» Given data:
"""
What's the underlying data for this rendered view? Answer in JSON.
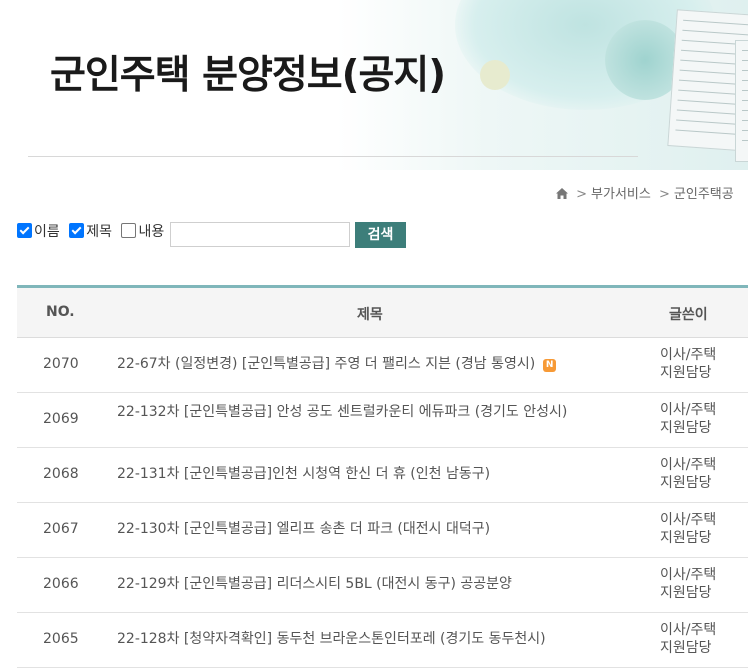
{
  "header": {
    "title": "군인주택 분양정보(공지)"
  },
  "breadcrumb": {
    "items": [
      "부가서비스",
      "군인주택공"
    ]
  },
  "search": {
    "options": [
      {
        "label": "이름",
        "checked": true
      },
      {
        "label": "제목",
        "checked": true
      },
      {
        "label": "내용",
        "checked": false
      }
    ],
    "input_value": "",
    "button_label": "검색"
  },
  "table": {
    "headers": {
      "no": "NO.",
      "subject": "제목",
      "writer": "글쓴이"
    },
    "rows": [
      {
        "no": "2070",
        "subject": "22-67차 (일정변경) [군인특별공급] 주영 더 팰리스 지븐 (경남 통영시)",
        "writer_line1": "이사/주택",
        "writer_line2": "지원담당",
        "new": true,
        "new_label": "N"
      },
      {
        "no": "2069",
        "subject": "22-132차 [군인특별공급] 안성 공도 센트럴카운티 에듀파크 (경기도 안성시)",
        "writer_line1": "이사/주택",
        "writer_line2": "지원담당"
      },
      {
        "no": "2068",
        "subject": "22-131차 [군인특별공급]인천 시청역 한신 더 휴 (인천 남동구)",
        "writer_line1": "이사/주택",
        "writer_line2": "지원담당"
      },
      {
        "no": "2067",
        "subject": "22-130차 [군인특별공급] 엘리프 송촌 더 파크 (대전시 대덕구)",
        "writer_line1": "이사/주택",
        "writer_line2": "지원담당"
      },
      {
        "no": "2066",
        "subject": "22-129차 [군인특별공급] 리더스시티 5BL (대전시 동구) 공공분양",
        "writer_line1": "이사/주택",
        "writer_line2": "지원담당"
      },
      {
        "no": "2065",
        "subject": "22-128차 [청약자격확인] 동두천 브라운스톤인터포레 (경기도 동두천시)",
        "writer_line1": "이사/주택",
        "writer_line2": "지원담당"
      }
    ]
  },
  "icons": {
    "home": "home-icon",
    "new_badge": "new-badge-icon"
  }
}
"""
"""
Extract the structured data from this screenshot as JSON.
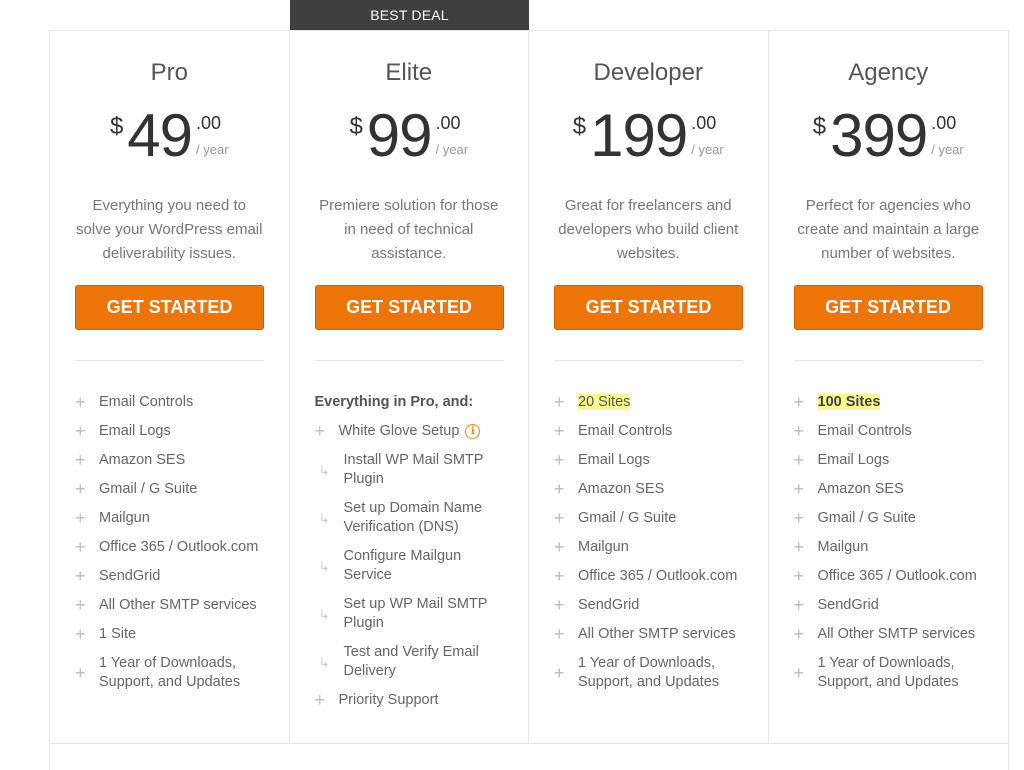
"""
"""
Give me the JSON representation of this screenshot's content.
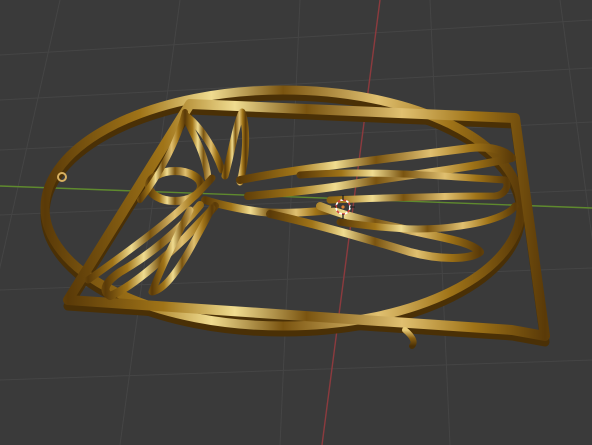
"""
» Problem: Sift through the entries and copy every line with "screenshot".

» Response to this task:
Extract the structured data from this screenshot as JSON.
Give me the JSON representation of this screenshot's content.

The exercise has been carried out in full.